_Aim_
Write the data below out exactly as it stands. Do not include the pictures.

_Material to process_
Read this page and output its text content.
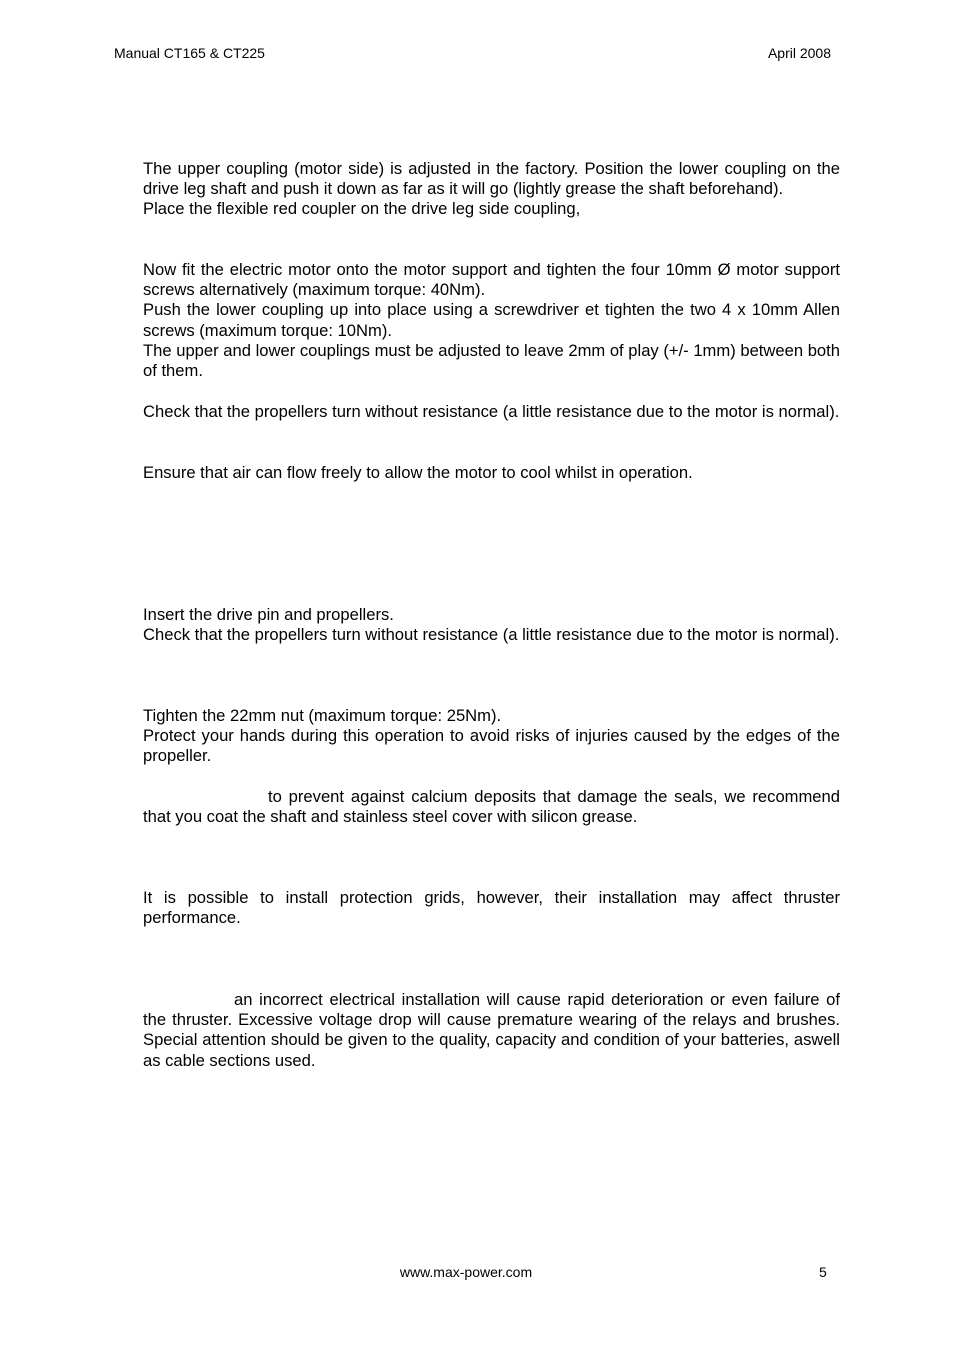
Manual CT165 & CT225	April 2008

The upper coupling (motor side) is adjusted in the factory. Position the lower coupling on the drive leg shaft and push it down as far as it will go (lightly grease the shaft beforehand).

Place the flexible red coupler on the drive leg side coupling,

Now fit the electric motor onto the motor support and tighten the four 10mm Ø motor support screws alternatively (maximum torque: 40Nm).

Push the lower coupling up into place using a screwdriver et tighten the two 4 x 10mm Allen screws (maximum torque: 10Nm).

The upper and lower couplings must be adjusted to leave 2mm of play (+/- 1mm) between both of them.

Check that the propellers turn without resistance (a little resistance due to the motor is normal).

Ensure that air can flow freely to allow the motor to cool whilst in operation.

Insert the drive pin and propellers.

Check that the propellers turn without resistance (a little resistance due to the motor is normal).

Tighten the 22mm nut (maximum torque: 25Nm).

Protect your hands during this operation to avoid risks of injuries caused by the edges of the propeller.

to prevent against calcium deposits that damage the seals, we recommend that you coat the shaft and stainless steel cover with silicon grease.

It is possible to install protection grids, however, their installation may affect thruster performance.

an incorrect electrical installation will cause rapid deterioration or even failure of the thruster. Excessive voltage drop will cause premature wearing of the relays and brushes. Special attention should be given to the quality, capacity and condition of your batteries, aswell as cable sections used.

www.max-power.com	5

_Response to the task_
Read this page and output its text content.
Manual CT165 & CT225	April 2008

The upper coupling (motor side) is adjusted in the factory. Position the lower coupling on the drive leg shaft and push it down as far as it will go (lightly grease the shaft beforehand).

Place the flexible red coupler on the drive leg side coupling,

Now fit the electric motor onto the motor support and tighten the four 10mm Ø motor support screws alternatively (maximum torque: 40Nm).

Push the lower coupling up into place using a screwdriver et tighten the two 4 x 10mm Allen screws (maximum torque: 10Nm).

The upper and lower couplings must be adjusted to leave 2mm of play (+/- 1mm) between both of them.

Check that the propellers turn without resistance (a little resistance due to the motor is normal).

Ensure that air can flow freely to allow the motor to cool whilst in operation.

Insert the drive pin and propellers.

Check that the propellers turn without resistance (a little resistance due to the motor is normal).

Tighten the 22mm nut (maximum torque: 25Nm).

Protect your hands during this operation to avoid risks of injuries caused by the edges of the propeller.

to prevent against calcium deposits that damage the seals, we recommend that you coat the shaft and stainless steel cover with silicon grease.

It is possible to install protection grids, however, their installation may affect thruster performance.

an incorrect electrical installation will cause rapid deterioration or even failure of the thruster. Excessive voltage drop will cause premature wearing of the relays and brushes. Special attention should be given to the quality, capacity and condition of your batteries, aswell as cable sections used.

www.max-power.com	5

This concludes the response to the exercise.